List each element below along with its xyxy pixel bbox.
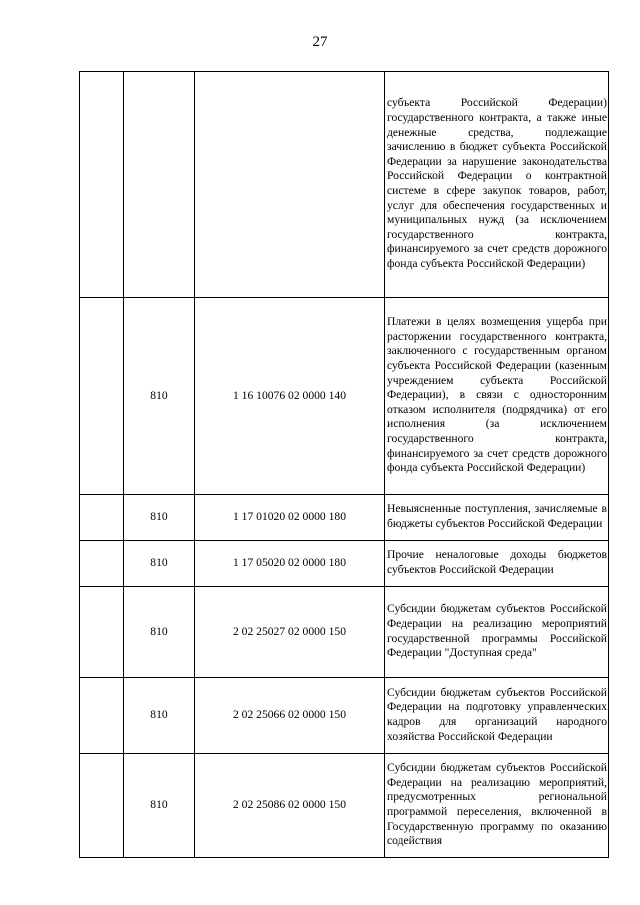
budget-code-cell: 2 02 25066 02 0000 150: [195, 678, 385, 754]
table-row: [80, 495, 609, 541]
empty-cell: [80, 754, 124, 858]
budget-code-cell: 1 17 05020 02 0000 180: [195, 541, 385, 587]
admin-code-cell: 810: [124, 495, 195, 541]
description-cell: субъекта Российской Федерации) государственного контракта, а также иные денежные средства, подлежащие зачислению в бюджет субъекта Российской Федерации за нарушение законодательства Российской Федерации о контрактной системе в сфере закупок товаров, работ, услуг для обеспечения государственных и муниципальных нужд (за исключением государственного контракта, финансируемого за счет средств дорожного фонда субъекта Российской Федерации): [385, 72, 609, 298]
budget-code-cell: [195, 72, 385, 298]
description-cell: Платежи в целях возмещения ущерба при расторжении государственного контракта, заключенного с государственным органом субъекта Российской Федерации (казенным учреждением субъекта Российской Федерации), в связи с односторонним отказом исполнителя (подрядчика) от его исполнения (за исключением государственного контракта, финансируемого за счет средств дорожного фонда субъекта Российской Федерации): [385, 298, 609, 495]
table-row: [80, 754, 609, 858]
empty-cell: [80, 541, 124, 587]
table-row: [80, 298, 609, 495]
table-row: [80, 587, 609, 678]
table-row: [80, 541, 609, 587]
admin-code-cell: 810: [124, 754, 195, 858]
empty-cell: [80, 678, 124, 754]
empty-cell: [80, 72, 124, 298]
table-row: [80, 678, 609, 754]
budget-code-cell: 2 02 25086 02 0000 150: [195, 754, 385, 858]
budget-code-cell: 1 17 01020 02 0000 180: [195, 495, 385, 541]
admin-code-cell: 810: [124, 678, 195, 754]
admin-code-cell: 810: [124, 298, 195, 495]
page-number: 27: [312, 34, 328, 50]
admin-code-cell: 810: [124, 541, 195, 587]
empty-cell: [80, 495, 124, 541]
empty-cell: [80, 587, 124, 678]
description-cell: Субсидии бюджетам субъектов Российской Федерации на подготовку управленческих кадров для организаций народного хозяйства Российской Федерации: [385, 678, 609, 754]
description-cell: Субсидии бюджетам субъектов Российской Федерации на реализацию мероприятий государственной программы Российской Федерации "Доступная среда": [385, 587, 609, 678]
budget-revenue-table: [79, 71, 609, 858]
description-cell: Невыясненные поступления, зачисляемые в бюджеты субъектов Российской Федерации: [385, 495, 609, 541]
admin-code-cell: [124, 72, 195, 298]
table-row: [80, 72, 609, 298]
description-cell: Субсидии бюджетам субъектов Российской Федерации на реализацию мероприятий, предусмотренных региональной программой переселения, включенной в Государственную программу по оказанию содействия: [385, 754, 609, 858]
description-cell: Прочие неналоговые доходы бюджетов субъектов Российской Федерации: [385, 541, 609, 587]
budget-code-cell: 2 02 25027 02 0000 150: [195, 587, 385, 678]
budget-code-cell: 1 16 10076 02 0000 140: [195, 298, 385, 495]
admin-code-cell: 810: [124, 587, 195, 678]
empty-cell: [80, 298, 124, 495]
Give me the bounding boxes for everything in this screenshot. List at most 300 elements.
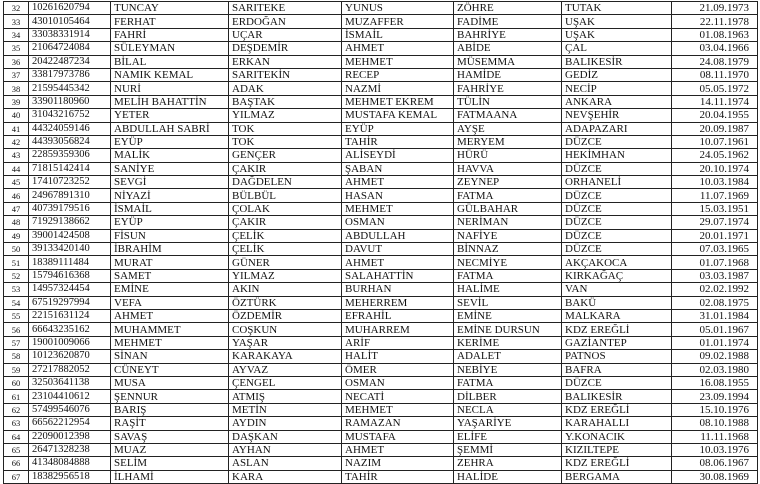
|---|
*TASK PROMPT*: Please gather every line of the listing above that contains the word "Субсидии", and copy each one in full. Case counts.

*ANSWER TO THE TASK*:
description-cell: Субсидии бюджетам субъектов Российской Федерации на подготовку управленческих кадров для организаций народного хозяйства Российской Федерации: [385, 678, 609, 754]
description-cell: Субсидии бюджетам субъектов Российской Федерации на реализацию мероприятий государственной программы Российской Федерации "Доступная среда": [385, 587, 609, 678]
description-cell: Субсидии бюджетам субъектов Российской Федерации на реализацию мероприятий, предусмотренных региональной программой переселения, включенной в Государственную программу по оказанию содействия: [385, 754, 609, 858]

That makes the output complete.